Copy the data word for word, keeping every line.

▸ Source material:
========================================
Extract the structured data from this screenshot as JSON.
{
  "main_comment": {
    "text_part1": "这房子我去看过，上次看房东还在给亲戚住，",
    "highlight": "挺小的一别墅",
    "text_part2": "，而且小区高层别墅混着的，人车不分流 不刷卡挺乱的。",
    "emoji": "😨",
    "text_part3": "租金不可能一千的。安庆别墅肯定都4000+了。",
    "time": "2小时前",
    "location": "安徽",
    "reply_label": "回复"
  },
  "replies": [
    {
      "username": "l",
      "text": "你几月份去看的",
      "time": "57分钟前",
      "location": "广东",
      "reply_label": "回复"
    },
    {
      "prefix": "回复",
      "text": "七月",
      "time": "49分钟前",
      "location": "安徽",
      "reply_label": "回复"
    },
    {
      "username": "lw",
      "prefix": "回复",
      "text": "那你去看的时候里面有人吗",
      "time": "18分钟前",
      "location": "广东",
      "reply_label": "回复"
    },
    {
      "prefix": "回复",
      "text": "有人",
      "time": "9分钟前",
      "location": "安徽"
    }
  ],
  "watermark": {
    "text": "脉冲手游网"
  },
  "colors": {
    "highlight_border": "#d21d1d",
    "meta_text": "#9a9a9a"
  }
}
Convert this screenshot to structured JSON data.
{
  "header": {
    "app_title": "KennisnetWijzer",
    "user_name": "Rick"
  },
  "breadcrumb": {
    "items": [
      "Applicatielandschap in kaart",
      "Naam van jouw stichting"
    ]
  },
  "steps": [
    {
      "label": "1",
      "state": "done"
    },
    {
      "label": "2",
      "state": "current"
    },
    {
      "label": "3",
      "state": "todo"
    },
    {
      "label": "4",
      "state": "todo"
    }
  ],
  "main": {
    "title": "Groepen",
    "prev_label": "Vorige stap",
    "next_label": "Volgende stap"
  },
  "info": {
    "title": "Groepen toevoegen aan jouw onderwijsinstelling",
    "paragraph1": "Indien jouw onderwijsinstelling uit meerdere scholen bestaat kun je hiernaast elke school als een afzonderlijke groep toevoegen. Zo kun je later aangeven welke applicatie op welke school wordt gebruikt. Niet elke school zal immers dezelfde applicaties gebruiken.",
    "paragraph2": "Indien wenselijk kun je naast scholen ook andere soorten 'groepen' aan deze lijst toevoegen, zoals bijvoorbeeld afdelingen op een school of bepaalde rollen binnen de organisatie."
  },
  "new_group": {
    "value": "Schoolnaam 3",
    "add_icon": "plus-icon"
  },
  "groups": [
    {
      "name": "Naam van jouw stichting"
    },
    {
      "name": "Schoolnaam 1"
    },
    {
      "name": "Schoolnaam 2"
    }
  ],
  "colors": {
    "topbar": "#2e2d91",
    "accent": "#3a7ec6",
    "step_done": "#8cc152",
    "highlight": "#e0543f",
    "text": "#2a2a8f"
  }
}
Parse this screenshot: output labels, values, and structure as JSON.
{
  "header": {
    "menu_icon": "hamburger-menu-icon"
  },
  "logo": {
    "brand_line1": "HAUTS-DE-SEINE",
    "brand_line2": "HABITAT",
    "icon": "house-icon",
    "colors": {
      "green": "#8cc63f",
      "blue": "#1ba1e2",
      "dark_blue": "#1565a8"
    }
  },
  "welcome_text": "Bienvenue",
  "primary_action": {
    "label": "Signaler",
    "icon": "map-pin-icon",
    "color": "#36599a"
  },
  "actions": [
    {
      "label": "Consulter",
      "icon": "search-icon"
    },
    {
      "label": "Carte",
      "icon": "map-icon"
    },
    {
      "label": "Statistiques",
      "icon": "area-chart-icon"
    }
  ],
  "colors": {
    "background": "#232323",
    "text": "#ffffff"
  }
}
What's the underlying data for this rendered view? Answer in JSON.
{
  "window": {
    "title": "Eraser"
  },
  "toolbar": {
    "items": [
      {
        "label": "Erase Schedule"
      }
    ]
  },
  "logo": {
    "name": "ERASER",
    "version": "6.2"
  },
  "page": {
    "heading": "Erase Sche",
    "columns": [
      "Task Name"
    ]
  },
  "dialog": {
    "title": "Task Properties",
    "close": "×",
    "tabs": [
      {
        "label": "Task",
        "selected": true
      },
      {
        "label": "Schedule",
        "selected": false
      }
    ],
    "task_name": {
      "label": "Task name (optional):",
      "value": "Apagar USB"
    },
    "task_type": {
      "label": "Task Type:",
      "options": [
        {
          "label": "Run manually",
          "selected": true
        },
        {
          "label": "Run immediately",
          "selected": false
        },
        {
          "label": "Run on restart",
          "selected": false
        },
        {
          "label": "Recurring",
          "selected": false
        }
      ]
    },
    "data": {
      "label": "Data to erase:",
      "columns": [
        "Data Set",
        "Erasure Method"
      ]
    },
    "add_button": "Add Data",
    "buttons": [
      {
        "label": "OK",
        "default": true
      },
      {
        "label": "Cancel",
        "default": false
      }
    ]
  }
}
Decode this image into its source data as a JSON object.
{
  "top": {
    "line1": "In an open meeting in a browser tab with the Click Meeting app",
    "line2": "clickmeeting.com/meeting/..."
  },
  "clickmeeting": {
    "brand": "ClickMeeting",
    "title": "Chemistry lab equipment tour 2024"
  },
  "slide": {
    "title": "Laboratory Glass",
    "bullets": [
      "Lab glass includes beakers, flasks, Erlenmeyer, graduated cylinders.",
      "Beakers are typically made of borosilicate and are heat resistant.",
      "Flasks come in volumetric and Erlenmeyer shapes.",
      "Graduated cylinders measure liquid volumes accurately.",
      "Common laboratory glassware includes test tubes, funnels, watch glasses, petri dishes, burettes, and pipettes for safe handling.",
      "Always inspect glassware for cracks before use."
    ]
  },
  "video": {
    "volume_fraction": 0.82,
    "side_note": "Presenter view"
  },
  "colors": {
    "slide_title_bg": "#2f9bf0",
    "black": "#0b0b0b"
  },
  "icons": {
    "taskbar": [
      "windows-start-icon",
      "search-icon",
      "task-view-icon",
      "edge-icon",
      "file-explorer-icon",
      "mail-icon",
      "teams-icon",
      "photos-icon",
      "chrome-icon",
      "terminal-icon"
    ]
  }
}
========================================
▸ Response:
Extract the structured data from this screenshot as JSON.
{
  "main_comment": {
    "text_part1": "这房子我去看过，上次看房东还在给亲戚住，",
    "highlight": "挺小的一别墅",
    "text_part2": "，而且小区高层别墅混着的，人车不分流 不刷卡挺乱的。",
    "emoji": "😨",
    "text_part3": "租金不可能一千的。安庆别墅肯定都4000+了。",
    "time": "2小时前",
    "location": "安徽",
    "reply_label": "回复"
  },
  "replies": [
    {
      "username": "l",
      "text": "你几月份去看的",
      "time": "57分钟前",
      "location": "广东",
      "reply_label": "回复"
    },
    {
      "prefix": "回复",
      "text": "七月",
      "time": "49分钟前",
      "location": "安徽",
      "reply_label": "回复"
    },
    {
      "username": "lw",
      "prefix": "回复",
      "text": "那你去看的时候里面有人吗",
      "time": "18分钟前",
      "location": "广东",
      "reply_label": "回复"
    },
    {
      "prefix": "回复",
      "text": "有人",
      "time": "9分钟前",
      "location": "安徽"
    }
  ],
  "watermark": {
    "text": "脉冲手游网"
  },
  "colors": {
    "highlight_border": "#d21d1d",
    "meta_text": "#9a9a9a"
  }
}
Convert this screenshot to structured JSON data.
{
  "header": {
    "app_title": "KennisnetWijzer",
    "user_name": "Rick"
  },
  "breadcrumb": {
    "items": [
      "Applicatielandschap in kaart",
      "Naam van jouw stichting"
    ]
  },
  "steps": [
    {
      "label": "1",
      "state": "done"
    },
    {
      "label": "2",
      "state": "current"
    },
    {
      "label": "3",
      "state": "todo"
    },
    {
      "label": "4",
      "state": "todo"
    }
  ],
  "main": {
    "title": "Groepen",
    "prev_label": "Vorige stap",
    "next_label": "Volgende stap"
  },
  "info": {
    "title": "Groepen toevoegen aan jouw onderwijsinstelling",
    "paragraph1": "Indien jouw onderwijsinstelling uit meerdere scholen bestaat kun je hiernaast elke school als een afzonderlijke groep toevoegen. Zo kun je later aangeven welke applicatie op welke school wordt gebruikt. Niet elke school zal immers dezelfde applicaties gebruiken.",
    "paragraph2": "Indien wenselijk kun je naast scholen ook andere soorten 'groepen' aan deze lijst toevoegen, zoals bijvoorbeeld afdelingen op een school of bepaalde rollen binnen de organisatie."
  },
  "new_group": {
    "value": "Schoolnaam 3",
    "add_icon": "plus-icon"
  },
  "groups": [
    {
      "name": "Naam van jouw stichting"
    },
    {
      "name": "Schoolnaam 1"
    },
    {
      "name": "Schoolnaam 2"
    }
  ],
  "colors": {
    "topbar": "#2e2d91",
    "accent": "#3a7ec6",
    "step_done": "#8cc152",
    "highlight": "#e0543f",
    "text": "#2a2a8f"
  }
}
Parse this screenshot: output labels, values, and structure as JSON.
{
  "header": {
    "menu_icon": "hamburger-menu-icon"
  },
  "logo": {
    "brand_line1": "HAUTS-DE-SEINE",
    "brand_line2": "HABITAT",
    "icon": "house-icon",
    "colors": {
      "green": "#8cc63f",
      "blue": "#1ba1e2",
      "dark_blue": "#1565a8"
    }
  },
  "welcome_text": "Bienvenue",
  "primary_action": {
    "label": "Signaler",
    "icon": "map-pin-icon",
    "color": "#36599a"
  },
  "actions": [
    {
      "label": "Consulter",
      "icon": "search-icon"
    },
    {
      "label": "Carte",
      "icon": "map-icon"
    },
    {
      "label": "Statistiques",
      "icon": "area-chart-icon"
    }
  ],
  "colors": {
    "background": "#232323",
    "text": "#ffffff"
  }
}
What's the underlying data for this rendered view? Answer in JSON.
{
  "window": {
    "title": "Eraser"
  },
  "toolbar": {
    "items": [
      {
        "label": "Erase Schedule"
      }
    ]
  },
  "logo": {
    "name": "ERASER",
    "version": "6.2"
  },
  "page": {
    "heading": "Erase Sche",
    "columns": [
      "Task Name"
    ]
  },
  "dialog": {
    "title": "Task Properties",
    "close": "×",
    "tabs": [
      {
        "label": "Task",
        "selected": true
      },
      {
        "label": "Schedule",
        "selected": false
      }
    ],
    "task_name": {
      "label": "Task name (optional):",
      "value": "Apagar USB"
    },
    "task_type": {
      "label": "Task Type:",
      "options": [
        {
          "label": "Run manually",
          "selected": true
        },
        {
          "label": "Run immediately",
          "selected": false
        },
        {
          "label": "Run on restart",
          "selected": false
        },
        {
          "label": "Recurring",
          "selected": false
        }
      ]
    },
    "data": {
      "label": "Data to erase:",
      "columns": [
        "Data Set",
        "Erasure Method"
      ]
    },
    "add_button": "Add Data",
    "buttons": [
      {
        "label": "OK",
        "default": true
      },
      {
        "label": "Cancel",
        "default": false
      }
    ]
  }
}
Decode this image into its source data as a JSON object.
{
  "top": {
    "line1": "In an open meeting in a browser tab with the Click Meeting app",
    "line2": "clickmeeting.com/meeting/..."
  },
  "clickmeeting": {
    "brand": "ClickMeeting",
    "title": "Chemistry lab equipment tour 2024"
  },
  "slide": {
    "title": "Laboratory Glass",
    "bullets": [
      "Lab glass includes beakers, flasks, Erlenmeyer, graduated cylinders.",
      "Beakers are typically made of borosilicate and are heat resistant.",
      "Flasks come in volumetric and Erlenmeyer shapes.",
      "Graduated cylinders measure liquid volumes accurately.",
      "Common laboratory glassware includes test tubes, funnels, watch glasses, petri dishes, burettes, and pipettes for safe handling.",
      "Always inspect glassware for cracks before use."
    ]
  },
  "video": {
    "volume_fraction": 0.82,
    "side_note": "Presenter view"
  },
  "colors": {
    "slide_title_bg": "#2f9bf0",
    "black": "#0b0b0b"
  },
  "icons": {
    "taskbar": [
      "windows-start-icon",
      "search-icon",
      "task-view-icon",
      "edge-icon",
      "file-explorer-icon",
      "mail-icon",
      "teams-icon",
      "photos-icon",
      "chrome-icon",
      "terminal-icon"
    ]
  }
}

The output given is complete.